* YOUR INSTRUCTIONS *
Rewrite the lines from the first one through the line with "Point xyxy=(256,598,278,612)", changing "Point" to "Marker" and leaving everything else as it is.

--- Begin ---

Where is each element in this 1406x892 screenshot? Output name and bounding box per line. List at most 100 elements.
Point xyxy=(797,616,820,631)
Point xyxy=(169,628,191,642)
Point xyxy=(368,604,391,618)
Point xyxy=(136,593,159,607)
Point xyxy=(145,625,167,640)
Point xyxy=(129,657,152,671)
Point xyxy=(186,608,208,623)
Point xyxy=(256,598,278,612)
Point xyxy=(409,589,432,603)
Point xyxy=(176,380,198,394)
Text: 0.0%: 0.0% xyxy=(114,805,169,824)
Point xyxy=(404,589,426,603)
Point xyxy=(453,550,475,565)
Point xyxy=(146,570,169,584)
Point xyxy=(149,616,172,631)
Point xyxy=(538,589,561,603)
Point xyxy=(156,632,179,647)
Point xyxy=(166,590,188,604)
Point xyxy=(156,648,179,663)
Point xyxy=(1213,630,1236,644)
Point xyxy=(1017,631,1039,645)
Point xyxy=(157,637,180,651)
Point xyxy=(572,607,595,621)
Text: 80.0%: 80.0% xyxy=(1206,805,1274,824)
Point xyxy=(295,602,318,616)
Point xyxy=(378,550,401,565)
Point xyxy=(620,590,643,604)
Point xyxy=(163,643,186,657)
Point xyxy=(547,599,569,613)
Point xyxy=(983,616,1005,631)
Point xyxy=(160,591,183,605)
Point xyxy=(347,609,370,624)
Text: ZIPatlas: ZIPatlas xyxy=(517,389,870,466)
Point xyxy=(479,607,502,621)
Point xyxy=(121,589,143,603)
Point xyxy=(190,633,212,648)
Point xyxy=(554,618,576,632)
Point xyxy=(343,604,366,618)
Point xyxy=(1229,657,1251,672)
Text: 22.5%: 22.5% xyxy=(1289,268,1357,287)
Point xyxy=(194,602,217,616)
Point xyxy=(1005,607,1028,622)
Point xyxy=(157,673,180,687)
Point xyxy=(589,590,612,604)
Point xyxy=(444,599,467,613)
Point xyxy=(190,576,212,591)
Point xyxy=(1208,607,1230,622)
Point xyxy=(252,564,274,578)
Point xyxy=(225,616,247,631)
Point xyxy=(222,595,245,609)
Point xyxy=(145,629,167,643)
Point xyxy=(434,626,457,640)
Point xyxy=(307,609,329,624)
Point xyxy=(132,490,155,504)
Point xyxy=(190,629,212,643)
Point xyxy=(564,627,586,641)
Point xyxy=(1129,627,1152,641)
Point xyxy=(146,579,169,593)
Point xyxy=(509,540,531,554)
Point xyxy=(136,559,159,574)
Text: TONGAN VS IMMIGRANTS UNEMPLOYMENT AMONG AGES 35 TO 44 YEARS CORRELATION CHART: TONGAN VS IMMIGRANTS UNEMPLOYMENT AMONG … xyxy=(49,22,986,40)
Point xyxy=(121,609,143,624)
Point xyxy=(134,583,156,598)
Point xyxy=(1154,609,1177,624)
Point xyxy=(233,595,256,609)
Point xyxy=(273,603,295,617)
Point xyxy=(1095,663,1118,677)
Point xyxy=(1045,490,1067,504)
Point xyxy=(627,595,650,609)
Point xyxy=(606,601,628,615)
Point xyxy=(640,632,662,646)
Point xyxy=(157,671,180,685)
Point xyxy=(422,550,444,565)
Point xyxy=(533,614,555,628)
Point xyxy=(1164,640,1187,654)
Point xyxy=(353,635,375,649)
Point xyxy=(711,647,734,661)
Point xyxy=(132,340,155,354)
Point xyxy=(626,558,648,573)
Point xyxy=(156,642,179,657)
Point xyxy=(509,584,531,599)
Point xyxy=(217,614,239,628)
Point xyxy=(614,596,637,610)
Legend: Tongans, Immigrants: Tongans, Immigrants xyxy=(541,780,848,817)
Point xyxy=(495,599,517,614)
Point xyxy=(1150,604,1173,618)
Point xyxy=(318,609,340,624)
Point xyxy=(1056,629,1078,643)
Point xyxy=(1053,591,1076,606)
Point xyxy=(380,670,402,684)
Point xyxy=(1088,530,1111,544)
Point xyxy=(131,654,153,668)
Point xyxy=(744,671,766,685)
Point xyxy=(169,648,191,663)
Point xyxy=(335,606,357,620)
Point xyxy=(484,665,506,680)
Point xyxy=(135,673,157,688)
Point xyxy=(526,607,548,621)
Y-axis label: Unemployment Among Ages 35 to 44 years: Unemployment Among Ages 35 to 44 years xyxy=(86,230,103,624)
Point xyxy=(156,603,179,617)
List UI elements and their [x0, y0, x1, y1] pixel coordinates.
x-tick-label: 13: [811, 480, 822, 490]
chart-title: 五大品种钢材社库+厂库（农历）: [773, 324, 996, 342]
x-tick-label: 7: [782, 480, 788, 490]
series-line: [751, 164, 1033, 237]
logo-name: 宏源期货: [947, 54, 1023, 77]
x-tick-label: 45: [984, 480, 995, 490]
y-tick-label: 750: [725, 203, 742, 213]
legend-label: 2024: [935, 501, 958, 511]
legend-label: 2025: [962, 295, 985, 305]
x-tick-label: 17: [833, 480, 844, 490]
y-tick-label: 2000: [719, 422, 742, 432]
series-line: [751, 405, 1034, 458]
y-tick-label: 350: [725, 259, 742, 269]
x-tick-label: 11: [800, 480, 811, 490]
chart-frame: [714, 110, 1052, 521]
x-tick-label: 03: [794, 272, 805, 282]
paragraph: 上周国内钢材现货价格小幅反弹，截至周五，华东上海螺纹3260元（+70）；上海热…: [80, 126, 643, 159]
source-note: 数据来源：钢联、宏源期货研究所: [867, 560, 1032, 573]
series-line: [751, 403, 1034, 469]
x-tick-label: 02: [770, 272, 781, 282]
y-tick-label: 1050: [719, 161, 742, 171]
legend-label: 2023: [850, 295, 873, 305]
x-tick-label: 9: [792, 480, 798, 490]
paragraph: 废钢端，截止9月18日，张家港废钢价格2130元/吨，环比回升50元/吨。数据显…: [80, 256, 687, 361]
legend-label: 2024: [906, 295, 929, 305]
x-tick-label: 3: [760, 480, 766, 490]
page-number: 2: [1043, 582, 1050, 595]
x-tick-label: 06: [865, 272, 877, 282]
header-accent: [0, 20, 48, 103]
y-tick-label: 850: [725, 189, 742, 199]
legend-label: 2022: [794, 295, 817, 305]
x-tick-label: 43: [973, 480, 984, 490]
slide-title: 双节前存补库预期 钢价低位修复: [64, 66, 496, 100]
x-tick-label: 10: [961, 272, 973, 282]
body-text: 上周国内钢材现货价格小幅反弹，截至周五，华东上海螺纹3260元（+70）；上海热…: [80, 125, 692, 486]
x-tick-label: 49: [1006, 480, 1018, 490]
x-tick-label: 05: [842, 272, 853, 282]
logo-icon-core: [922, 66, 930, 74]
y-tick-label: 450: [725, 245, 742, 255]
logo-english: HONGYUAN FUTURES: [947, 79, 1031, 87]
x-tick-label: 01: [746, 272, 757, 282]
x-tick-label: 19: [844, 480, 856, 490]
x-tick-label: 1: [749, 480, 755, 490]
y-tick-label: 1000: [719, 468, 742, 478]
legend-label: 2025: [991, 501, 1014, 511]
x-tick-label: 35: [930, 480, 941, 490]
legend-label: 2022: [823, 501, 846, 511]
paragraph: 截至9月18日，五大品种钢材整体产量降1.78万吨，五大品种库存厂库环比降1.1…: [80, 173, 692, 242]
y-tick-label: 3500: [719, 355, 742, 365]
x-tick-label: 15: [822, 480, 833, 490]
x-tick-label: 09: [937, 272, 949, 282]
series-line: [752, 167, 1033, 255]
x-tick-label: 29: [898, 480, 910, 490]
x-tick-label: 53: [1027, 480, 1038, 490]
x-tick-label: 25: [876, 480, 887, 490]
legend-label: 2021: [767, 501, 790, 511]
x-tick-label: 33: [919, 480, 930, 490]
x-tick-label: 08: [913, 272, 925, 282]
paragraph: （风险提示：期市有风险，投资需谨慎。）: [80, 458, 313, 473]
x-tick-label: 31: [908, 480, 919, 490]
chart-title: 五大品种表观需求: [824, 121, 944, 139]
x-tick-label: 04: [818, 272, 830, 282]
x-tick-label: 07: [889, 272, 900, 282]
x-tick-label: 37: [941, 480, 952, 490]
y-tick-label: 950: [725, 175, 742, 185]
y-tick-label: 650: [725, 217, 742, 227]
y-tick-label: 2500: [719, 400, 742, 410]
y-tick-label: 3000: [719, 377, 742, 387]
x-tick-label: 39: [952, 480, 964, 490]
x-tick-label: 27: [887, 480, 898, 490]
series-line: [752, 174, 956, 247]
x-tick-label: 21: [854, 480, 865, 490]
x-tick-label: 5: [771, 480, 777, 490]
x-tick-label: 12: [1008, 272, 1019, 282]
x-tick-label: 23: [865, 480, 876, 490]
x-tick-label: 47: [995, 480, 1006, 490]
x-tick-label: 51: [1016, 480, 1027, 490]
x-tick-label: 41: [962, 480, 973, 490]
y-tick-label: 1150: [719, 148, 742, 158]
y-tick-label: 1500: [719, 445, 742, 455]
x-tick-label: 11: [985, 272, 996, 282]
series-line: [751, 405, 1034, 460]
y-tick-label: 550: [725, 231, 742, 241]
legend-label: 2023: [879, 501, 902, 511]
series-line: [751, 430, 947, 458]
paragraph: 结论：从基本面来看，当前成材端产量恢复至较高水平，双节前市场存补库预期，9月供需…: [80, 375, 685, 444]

--- End ---

* EXPECTED ANSWER *
Where is each element in this 1406x892 screenshot? Output name and bounding box per line. List at most 100 elements.
Marker xyxy=(797,616,820,631)
Marker xyxy=(169,628,191,642)
Marker xyxy=(368,604,391,618)
Marker xyxy=(136,593,159,607)
Marker xyxy=(145,625,167,640)
Marker xyxy=(129,657,152,671)
Marker xyxy=(186,608,208,623)
Marker xyxy=(256,598,278,612)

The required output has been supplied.